** AIM OF THE EXERCISE **
Lines before the one containing "Extract all readable text from this page." are excluded; reproduce that line and all lines after it in the entries below, exactly.

(Data records)
------

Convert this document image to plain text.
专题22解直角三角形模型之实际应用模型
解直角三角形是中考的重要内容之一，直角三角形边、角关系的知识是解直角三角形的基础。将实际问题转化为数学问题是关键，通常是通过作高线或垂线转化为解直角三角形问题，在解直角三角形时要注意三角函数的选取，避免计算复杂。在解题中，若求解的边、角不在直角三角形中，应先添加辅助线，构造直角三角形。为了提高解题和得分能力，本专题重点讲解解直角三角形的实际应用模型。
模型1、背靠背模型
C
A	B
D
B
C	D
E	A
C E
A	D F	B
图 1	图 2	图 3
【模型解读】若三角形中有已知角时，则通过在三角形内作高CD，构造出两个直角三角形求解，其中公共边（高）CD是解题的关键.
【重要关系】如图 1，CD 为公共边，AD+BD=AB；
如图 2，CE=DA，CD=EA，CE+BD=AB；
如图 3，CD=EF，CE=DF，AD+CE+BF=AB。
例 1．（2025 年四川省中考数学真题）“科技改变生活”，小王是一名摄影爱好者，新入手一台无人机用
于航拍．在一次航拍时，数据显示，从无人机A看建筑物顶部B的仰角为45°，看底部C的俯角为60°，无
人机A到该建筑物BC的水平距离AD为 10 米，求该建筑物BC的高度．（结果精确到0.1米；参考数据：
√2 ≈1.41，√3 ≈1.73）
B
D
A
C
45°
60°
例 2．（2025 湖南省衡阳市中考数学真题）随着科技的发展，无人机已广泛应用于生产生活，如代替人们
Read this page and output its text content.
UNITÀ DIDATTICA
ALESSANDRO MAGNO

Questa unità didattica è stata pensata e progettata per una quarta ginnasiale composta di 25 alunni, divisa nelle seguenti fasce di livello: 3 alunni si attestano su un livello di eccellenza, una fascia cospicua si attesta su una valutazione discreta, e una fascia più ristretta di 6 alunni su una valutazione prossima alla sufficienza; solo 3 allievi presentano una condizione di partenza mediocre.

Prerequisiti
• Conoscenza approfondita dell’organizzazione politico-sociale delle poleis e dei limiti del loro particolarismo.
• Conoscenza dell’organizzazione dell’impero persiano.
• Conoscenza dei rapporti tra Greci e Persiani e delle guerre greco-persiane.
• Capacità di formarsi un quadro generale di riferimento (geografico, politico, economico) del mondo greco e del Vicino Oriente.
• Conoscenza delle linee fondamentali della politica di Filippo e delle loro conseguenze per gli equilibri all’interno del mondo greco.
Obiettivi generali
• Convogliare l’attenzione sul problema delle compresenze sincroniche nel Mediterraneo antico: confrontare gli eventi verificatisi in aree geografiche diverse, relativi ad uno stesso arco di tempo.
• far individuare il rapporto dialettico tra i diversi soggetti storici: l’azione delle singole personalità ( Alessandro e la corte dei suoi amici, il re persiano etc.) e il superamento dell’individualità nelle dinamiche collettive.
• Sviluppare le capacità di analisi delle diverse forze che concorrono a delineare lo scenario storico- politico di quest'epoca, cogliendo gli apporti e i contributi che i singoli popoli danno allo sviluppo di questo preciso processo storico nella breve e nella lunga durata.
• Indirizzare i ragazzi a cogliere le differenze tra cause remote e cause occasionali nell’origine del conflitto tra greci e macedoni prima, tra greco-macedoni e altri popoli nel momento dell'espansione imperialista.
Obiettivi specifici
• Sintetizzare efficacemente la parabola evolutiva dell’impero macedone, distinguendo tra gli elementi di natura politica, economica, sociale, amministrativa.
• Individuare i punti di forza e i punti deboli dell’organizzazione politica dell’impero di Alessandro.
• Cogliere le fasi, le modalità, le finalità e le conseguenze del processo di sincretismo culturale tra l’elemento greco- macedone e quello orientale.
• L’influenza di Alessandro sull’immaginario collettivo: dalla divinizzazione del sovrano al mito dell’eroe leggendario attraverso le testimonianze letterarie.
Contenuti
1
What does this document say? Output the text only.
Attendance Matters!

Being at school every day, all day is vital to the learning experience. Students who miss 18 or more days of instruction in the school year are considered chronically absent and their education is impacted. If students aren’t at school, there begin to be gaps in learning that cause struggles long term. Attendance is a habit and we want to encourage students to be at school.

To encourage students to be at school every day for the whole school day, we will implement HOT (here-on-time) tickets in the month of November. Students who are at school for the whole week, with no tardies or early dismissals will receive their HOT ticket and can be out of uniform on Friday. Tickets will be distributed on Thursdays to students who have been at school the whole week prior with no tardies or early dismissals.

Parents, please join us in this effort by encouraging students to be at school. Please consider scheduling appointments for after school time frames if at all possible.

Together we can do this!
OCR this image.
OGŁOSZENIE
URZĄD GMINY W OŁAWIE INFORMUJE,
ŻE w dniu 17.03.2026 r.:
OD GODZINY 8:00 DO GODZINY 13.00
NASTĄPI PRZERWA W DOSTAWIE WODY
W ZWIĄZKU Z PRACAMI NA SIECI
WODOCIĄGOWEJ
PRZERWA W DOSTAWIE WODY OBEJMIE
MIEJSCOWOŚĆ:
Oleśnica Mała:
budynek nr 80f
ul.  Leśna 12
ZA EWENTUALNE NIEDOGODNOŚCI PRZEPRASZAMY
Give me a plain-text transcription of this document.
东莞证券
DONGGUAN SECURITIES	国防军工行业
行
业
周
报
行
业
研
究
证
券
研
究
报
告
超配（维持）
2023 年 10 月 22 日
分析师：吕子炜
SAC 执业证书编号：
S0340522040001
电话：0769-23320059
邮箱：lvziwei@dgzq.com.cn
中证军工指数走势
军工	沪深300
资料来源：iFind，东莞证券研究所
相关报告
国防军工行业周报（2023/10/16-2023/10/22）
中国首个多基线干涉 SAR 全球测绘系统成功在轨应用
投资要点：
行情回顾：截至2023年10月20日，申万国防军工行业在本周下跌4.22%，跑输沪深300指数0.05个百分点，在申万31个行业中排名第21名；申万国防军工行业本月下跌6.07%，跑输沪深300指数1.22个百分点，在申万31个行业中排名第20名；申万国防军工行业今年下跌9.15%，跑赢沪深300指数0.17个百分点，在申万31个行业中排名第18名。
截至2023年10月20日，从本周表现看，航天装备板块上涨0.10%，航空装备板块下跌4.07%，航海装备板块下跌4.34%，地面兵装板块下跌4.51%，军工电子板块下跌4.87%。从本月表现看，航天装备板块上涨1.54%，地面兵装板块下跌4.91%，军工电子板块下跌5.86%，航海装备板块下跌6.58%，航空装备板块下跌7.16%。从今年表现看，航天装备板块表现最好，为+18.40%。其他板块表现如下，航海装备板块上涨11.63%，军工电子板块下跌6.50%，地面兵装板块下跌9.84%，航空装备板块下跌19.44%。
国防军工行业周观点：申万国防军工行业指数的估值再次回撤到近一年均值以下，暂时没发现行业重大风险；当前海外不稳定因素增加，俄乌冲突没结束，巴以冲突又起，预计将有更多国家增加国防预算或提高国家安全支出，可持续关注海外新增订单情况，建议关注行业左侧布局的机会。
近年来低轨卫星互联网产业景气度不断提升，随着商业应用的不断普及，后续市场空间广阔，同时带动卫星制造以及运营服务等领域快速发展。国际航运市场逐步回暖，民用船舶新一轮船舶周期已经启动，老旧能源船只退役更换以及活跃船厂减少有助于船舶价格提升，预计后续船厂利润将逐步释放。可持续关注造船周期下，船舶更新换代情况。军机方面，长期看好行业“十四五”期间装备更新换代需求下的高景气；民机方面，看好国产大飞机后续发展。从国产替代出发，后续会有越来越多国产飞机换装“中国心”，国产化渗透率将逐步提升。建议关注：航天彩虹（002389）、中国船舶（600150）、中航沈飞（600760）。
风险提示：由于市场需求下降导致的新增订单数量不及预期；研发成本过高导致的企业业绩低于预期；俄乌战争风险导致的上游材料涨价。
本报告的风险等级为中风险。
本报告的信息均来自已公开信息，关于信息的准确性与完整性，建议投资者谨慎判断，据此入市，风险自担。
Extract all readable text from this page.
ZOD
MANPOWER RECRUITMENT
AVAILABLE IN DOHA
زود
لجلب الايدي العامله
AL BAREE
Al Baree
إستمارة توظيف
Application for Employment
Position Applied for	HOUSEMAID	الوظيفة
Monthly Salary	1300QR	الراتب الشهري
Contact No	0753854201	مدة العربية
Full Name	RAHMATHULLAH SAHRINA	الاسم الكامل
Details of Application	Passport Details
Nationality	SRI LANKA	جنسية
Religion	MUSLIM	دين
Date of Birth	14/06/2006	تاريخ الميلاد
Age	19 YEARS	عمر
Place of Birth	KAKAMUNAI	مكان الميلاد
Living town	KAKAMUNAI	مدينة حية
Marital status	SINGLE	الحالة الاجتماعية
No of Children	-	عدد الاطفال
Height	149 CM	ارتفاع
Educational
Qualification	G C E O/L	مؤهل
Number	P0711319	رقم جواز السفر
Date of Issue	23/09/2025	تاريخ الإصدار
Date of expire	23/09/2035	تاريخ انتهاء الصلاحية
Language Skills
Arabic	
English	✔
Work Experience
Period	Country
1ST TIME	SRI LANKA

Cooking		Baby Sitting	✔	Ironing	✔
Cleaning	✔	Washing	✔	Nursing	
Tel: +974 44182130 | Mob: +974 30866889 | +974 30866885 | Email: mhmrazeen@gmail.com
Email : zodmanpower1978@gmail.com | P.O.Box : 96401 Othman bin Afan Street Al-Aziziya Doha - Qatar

------

** TASK ANSWER **
Extract all readable text from this page.
ZOD
MANPOWER RECRUITMENT
AVAILABLE IN DOHA
زود
لجلب الايدي العامله
AL BAREE
Al Baree
إستمارة توظيف
Application for Employment
Position Applied for	HOUSEMAID	الوظيفة
Monthly Salary	1300QR	الراتب الشهري
Contact No	0753854201	مدة العربية
Full Name	RAHMATHULLAH SAHRINA	الاسم الكامل
Details of Application	Passport Details
Nationality	SRI LANKA	جنسية
Religion	MUSLIM	دين
Date of Birth	14/06/2006	تاريخ الميلاد
Age	19 YEARS	عمر
Place of Birth	KAKAMUNAI	مكان الميلاد
Living town	KAKAMUNAI	مدينة حية
Marital status	SINGLE	الحالة الاجتماعية
No of Children	-	عدد الاطفال
Height	149 CM	ارتفاع
Educational
Qualification	G C E O/L	مؤهل
Number	P0711319	رقم جواز السفر
Date of Issue	23/09/2025	تاريخ الإصدار
Date of expire	23/09/2035	تاريخ انتهاء الصلاحية
Language Skills
Arabic	
English	✔
Work Experience
Period	Country
1ST TIME	SRI LANKA

Cooking		Baby Sitting	✔	Ironing	✔
Cleaning	✔	Washing	✔	Nursing	
Tel: +974 44182130 | Mob: +974 30866889 | +974 30866885 | Email: mhmrazeen@gmail.com
Email : zodmanpower1978@gmail.com | P.O.Box : 96401 Othman bin Afan Street Al-Aziziya Doha - Qatar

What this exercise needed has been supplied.